▶ Provided data:
____

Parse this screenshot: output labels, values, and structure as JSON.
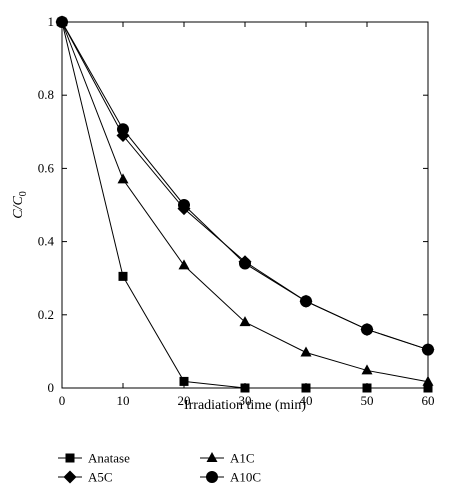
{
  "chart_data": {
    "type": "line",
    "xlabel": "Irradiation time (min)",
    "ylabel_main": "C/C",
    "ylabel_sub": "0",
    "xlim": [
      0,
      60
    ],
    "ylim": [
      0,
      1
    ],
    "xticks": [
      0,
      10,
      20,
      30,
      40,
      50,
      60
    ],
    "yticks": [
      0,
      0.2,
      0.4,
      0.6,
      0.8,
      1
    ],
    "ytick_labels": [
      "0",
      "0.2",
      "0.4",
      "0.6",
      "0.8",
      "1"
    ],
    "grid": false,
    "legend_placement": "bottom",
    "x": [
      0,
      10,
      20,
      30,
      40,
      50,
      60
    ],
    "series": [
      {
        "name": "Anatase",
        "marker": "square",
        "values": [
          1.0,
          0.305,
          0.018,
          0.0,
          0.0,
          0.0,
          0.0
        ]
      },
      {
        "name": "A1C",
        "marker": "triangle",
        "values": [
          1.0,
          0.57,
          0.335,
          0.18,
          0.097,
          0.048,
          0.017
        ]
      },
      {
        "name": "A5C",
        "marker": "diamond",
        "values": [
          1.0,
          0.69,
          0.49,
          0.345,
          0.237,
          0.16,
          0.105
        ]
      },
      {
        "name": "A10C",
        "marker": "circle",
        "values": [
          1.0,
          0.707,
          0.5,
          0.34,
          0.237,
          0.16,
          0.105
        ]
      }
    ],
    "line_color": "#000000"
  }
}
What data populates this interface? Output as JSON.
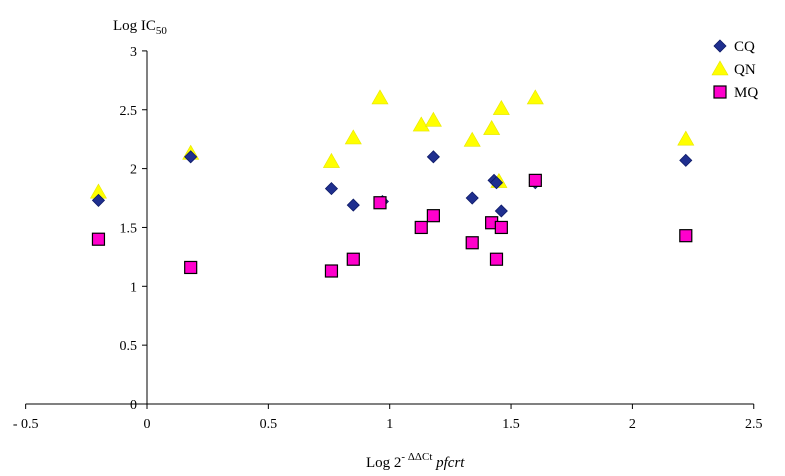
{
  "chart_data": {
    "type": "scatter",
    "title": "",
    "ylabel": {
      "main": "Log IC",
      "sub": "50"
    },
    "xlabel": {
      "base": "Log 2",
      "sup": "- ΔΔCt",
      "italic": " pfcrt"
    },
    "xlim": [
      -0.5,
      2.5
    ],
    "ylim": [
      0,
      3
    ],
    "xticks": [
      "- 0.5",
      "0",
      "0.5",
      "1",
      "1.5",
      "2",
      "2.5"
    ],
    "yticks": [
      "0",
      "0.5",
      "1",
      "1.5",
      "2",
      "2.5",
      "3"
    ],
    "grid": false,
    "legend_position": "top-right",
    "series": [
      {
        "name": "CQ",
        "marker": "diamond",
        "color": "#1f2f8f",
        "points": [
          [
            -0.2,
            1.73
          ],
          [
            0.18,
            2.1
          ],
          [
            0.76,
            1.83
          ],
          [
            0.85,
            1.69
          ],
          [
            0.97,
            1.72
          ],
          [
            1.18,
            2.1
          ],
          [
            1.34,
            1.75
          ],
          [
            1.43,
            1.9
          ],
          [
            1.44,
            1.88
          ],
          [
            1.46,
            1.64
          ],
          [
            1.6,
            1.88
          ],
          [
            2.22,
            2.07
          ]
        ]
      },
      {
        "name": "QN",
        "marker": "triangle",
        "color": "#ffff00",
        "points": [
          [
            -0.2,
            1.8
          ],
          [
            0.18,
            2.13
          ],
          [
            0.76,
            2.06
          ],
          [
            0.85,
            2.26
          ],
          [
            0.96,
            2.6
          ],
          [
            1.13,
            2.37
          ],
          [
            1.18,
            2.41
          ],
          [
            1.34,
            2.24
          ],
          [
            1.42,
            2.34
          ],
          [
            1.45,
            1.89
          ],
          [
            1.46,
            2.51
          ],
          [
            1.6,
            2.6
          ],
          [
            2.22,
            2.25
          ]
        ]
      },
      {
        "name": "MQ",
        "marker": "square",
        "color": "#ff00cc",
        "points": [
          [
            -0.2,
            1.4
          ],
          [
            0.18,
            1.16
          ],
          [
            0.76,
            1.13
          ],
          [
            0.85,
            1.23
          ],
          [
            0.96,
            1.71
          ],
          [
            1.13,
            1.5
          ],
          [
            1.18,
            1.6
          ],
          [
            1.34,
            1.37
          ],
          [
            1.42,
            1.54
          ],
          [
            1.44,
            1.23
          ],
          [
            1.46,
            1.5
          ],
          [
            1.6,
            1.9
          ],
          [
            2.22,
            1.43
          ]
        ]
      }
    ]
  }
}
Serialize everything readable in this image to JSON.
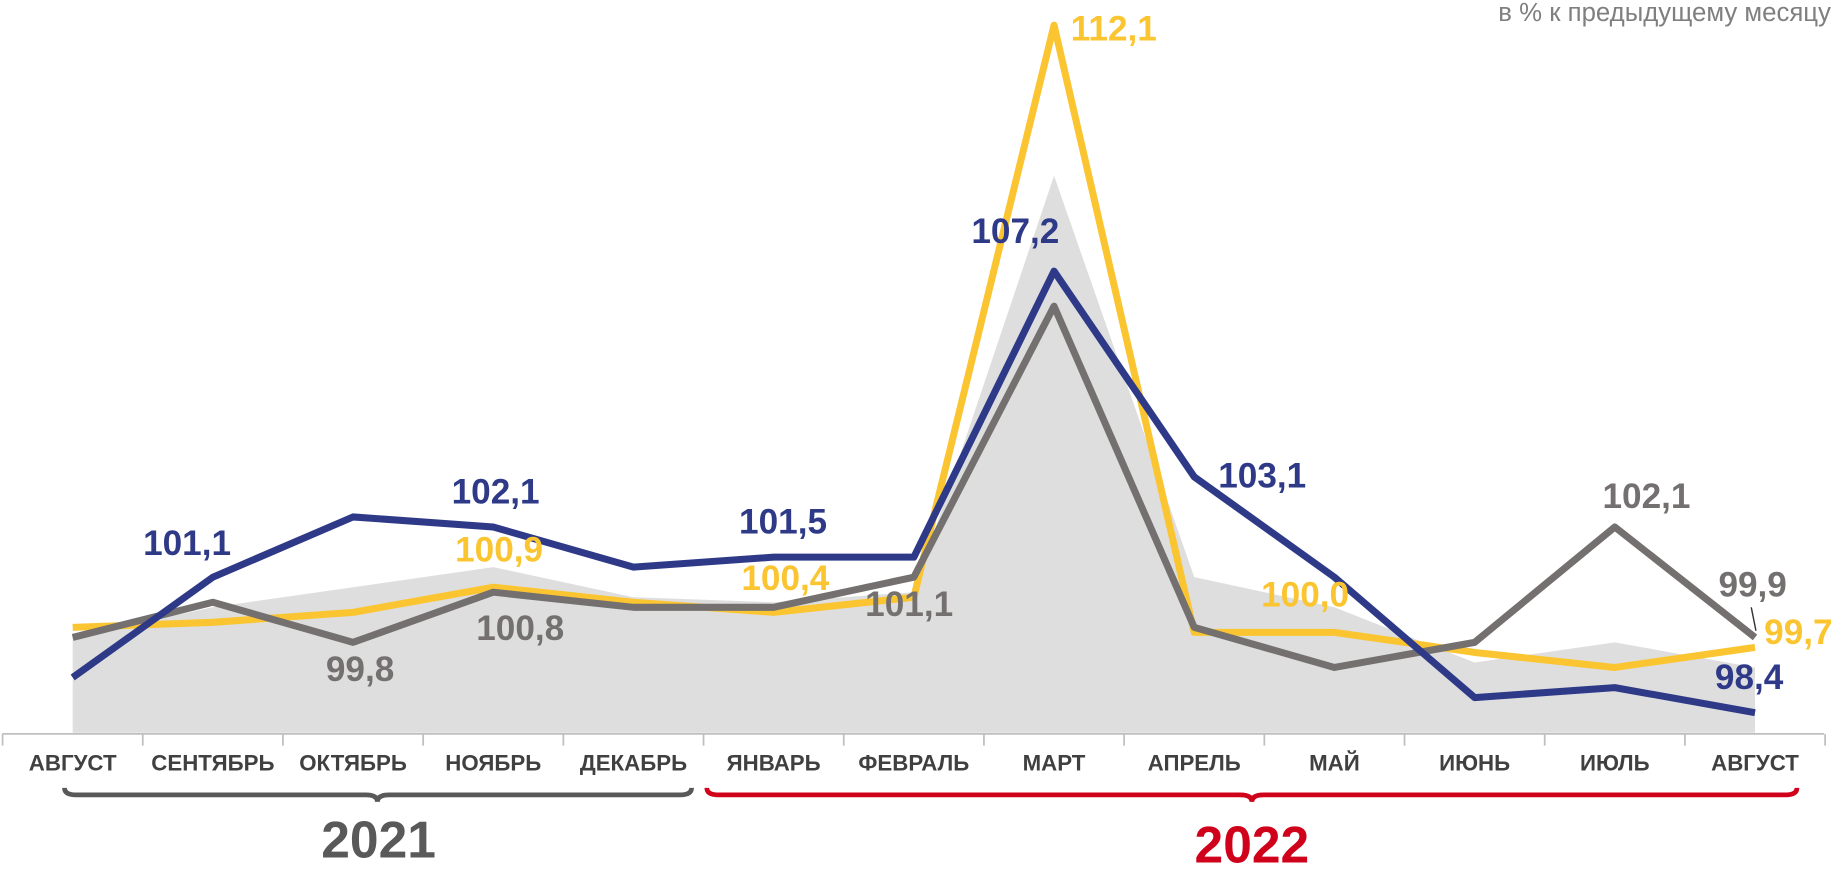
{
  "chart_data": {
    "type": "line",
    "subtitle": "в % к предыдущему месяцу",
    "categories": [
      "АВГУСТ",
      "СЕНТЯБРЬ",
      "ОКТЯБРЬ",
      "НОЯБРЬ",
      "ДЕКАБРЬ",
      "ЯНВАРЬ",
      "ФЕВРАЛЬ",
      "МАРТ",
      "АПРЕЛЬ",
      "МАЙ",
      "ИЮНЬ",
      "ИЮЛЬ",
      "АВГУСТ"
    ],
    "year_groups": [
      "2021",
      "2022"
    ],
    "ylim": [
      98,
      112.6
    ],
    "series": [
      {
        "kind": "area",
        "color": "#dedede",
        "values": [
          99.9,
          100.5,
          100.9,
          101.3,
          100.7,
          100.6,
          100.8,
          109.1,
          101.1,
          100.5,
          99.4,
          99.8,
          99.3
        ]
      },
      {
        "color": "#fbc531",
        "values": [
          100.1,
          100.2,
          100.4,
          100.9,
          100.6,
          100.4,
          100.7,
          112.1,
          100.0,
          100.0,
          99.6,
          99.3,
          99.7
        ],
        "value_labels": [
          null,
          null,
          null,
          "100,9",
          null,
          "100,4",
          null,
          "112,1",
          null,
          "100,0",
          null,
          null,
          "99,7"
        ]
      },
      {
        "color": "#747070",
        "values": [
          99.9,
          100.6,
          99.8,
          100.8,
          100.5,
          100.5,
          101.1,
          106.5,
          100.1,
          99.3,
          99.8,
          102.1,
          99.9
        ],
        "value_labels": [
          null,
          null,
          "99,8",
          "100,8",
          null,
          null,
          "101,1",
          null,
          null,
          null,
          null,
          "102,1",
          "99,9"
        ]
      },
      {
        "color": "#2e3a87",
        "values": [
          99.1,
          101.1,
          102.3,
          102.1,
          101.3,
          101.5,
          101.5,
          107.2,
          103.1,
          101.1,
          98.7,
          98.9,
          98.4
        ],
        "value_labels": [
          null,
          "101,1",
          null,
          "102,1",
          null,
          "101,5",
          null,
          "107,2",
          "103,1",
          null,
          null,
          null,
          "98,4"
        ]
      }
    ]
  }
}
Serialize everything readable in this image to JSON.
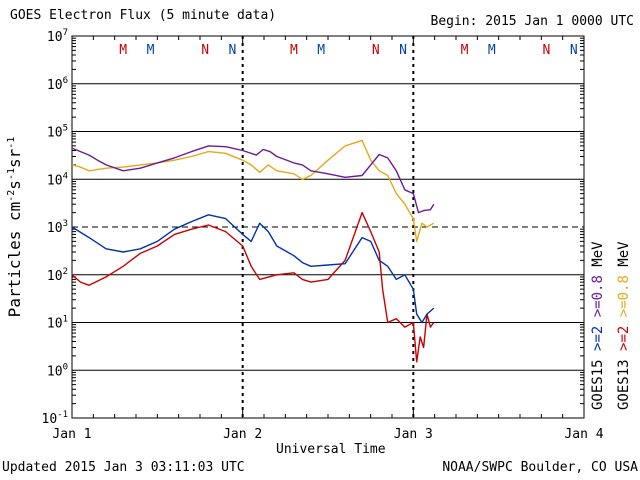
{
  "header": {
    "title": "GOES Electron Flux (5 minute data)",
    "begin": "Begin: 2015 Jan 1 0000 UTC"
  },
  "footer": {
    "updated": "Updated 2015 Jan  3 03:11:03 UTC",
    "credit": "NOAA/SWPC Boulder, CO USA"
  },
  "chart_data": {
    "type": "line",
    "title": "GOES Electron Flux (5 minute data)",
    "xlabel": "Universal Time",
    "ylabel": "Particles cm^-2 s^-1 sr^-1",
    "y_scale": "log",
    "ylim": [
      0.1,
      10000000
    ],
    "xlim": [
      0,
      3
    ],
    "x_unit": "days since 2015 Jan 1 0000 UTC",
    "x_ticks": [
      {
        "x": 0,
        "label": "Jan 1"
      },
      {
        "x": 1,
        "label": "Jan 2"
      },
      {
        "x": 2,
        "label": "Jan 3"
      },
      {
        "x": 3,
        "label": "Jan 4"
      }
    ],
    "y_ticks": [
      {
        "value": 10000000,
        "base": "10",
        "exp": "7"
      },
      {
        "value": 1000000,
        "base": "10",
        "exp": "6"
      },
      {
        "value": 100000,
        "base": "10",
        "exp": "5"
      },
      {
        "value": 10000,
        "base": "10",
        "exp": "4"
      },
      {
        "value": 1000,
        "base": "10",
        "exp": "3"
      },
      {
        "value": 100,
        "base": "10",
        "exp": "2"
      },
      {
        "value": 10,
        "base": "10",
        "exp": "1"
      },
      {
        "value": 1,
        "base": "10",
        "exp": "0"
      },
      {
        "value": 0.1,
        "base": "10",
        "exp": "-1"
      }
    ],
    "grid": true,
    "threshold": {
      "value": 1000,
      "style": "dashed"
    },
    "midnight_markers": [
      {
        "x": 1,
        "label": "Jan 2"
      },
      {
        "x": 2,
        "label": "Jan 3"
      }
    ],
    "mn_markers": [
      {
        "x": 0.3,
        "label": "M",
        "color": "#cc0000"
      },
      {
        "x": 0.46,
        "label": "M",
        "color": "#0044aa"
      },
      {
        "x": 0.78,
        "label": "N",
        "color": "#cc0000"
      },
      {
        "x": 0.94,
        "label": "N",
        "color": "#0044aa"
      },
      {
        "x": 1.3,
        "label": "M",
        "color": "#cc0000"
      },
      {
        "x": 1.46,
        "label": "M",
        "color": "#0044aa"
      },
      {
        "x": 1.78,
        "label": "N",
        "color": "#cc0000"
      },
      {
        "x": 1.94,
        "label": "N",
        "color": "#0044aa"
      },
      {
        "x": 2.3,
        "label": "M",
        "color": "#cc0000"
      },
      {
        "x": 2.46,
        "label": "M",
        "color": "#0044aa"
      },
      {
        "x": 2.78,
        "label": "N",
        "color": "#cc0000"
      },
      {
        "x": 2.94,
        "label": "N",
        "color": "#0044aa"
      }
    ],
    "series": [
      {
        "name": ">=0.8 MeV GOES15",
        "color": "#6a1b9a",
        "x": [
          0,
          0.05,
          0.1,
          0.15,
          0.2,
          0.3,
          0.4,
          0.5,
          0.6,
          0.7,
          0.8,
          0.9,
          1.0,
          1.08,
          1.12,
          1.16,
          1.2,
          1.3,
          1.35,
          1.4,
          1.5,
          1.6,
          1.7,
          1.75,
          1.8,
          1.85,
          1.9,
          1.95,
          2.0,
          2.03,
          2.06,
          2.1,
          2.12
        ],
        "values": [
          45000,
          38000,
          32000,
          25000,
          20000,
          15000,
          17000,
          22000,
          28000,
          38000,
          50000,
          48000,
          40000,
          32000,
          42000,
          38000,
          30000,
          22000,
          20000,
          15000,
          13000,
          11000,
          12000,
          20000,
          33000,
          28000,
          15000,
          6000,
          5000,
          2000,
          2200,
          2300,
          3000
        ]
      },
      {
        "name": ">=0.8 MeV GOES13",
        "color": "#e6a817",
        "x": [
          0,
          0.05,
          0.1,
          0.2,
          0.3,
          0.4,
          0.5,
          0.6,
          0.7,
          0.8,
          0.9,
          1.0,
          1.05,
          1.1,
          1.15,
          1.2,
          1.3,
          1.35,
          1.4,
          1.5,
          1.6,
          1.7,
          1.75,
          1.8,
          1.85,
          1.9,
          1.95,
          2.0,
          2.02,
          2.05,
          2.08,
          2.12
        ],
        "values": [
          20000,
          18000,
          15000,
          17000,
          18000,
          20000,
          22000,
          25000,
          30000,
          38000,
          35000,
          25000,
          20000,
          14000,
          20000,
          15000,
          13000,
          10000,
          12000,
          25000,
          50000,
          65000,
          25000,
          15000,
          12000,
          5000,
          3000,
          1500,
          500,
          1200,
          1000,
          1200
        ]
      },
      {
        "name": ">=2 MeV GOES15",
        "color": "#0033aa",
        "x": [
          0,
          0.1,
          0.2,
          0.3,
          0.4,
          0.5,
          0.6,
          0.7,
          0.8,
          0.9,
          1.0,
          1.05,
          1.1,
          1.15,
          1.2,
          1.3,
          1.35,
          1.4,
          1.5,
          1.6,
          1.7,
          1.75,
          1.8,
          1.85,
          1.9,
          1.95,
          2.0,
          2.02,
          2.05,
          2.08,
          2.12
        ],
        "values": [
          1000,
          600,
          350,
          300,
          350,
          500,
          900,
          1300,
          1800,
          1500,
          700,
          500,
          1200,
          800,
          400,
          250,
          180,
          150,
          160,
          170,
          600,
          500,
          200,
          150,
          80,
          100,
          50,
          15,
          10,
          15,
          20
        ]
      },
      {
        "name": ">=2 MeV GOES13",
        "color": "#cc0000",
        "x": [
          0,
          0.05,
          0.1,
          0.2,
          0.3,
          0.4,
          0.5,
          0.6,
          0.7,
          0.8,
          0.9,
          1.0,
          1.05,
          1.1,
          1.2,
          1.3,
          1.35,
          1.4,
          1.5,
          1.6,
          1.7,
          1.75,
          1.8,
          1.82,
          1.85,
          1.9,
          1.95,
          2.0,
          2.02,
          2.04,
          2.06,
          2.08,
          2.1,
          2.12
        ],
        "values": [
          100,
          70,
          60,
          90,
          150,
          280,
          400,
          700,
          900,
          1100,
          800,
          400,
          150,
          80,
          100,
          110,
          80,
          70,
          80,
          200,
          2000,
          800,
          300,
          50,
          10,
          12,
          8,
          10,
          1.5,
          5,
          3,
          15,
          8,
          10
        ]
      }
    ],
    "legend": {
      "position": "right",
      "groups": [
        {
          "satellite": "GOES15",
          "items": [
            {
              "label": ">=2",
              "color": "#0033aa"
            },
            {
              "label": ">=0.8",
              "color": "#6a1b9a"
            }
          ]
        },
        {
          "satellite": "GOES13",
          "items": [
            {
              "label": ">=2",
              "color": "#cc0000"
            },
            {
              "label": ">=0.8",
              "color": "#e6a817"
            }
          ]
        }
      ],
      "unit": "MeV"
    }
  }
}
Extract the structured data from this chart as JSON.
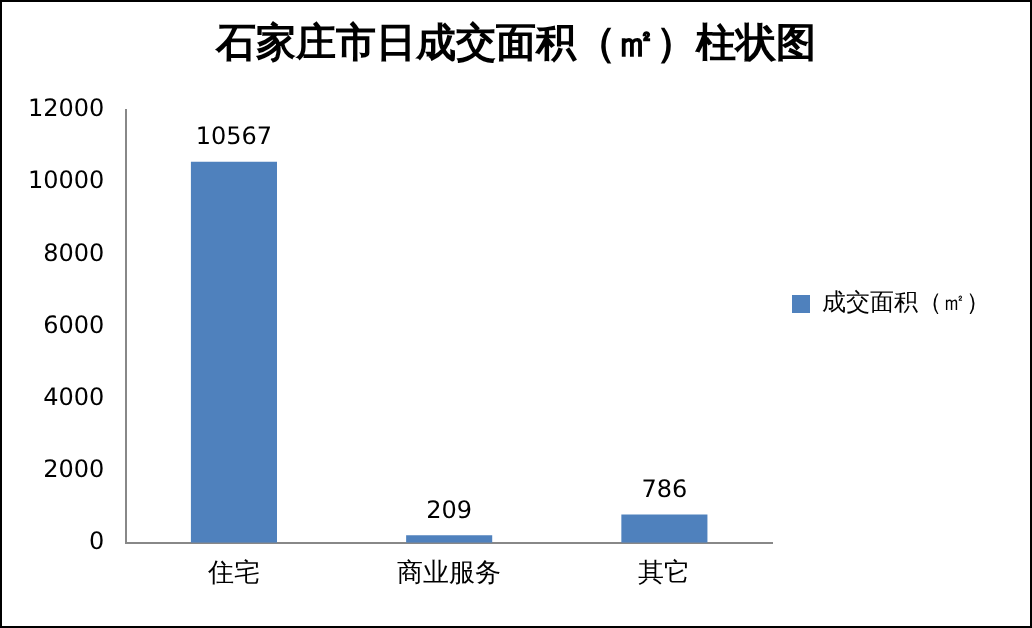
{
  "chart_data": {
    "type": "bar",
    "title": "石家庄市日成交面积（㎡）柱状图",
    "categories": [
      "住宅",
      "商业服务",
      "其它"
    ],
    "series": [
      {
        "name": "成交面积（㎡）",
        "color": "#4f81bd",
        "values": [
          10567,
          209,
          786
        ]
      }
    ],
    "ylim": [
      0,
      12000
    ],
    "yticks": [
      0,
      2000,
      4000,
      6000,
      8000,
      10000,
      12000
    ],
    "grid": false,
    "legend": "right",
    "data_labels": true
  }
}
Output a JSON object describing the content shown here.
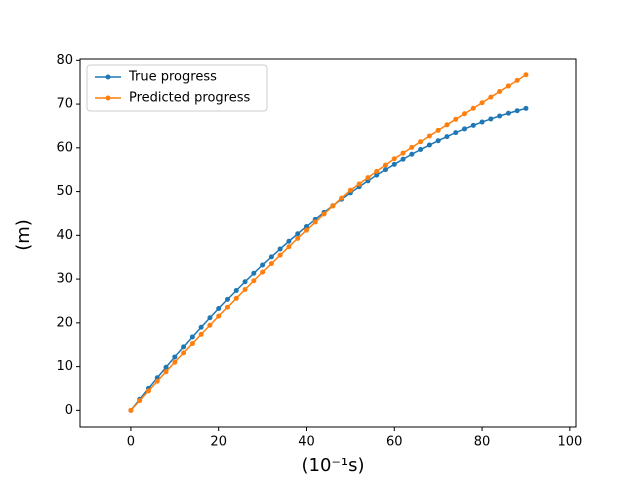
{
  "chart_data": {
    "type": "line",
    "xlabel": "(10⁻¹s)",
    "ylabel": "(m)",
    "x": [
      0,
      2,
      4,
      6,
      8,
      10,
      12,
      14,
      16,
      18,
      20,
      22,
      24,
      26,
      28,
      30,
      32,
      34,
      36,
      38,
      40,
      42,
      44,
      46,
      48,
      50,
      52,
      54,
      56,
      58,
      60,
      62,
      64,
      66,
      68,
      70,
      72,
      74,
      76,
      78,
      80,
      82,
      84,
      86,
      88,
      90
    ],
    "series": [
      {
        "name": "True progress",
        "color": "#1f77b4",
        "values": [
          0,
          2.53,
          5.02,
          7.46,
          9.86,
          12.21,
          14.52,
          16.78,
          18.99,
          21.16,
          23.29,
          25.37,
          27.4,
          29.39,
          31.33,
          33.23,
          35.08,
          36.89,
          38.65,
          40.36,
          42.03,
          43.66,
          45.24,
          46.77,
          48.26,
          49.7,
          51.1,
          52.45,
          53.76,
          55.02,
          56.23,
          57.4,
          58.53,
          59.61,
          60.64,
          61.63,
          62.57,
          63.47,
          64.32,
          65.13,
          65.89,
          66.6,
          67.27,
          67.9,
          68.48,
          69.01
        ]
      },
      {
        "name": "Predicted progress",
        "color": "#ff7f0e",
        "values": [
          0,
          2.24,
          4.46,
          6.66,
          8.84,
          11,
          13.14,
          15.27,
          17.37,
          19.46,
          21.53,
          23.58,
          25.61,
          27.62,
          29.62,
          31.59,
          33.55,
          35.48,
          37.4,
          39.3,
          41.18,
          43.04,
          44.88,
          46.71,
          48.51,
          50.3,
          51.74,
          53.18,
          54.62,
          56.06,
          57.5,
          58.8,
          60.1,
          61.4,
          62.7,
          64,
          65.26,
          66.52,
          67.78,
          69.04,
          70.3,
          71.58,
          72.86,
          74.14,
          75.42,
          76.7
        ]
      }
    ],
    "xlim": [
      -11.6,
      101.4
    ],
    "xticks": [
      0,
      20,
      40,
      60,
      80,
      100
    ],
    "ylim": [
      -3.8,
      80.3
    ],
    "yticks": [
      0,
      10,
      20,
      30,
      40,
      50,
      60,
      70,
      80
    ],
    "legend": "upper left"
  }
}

____

▶ What to do: From the listing above, copy every line that holds the string "satellite".

▶ Written solution:
          "satellite": "GOES15",
          "satellite": "GOES13",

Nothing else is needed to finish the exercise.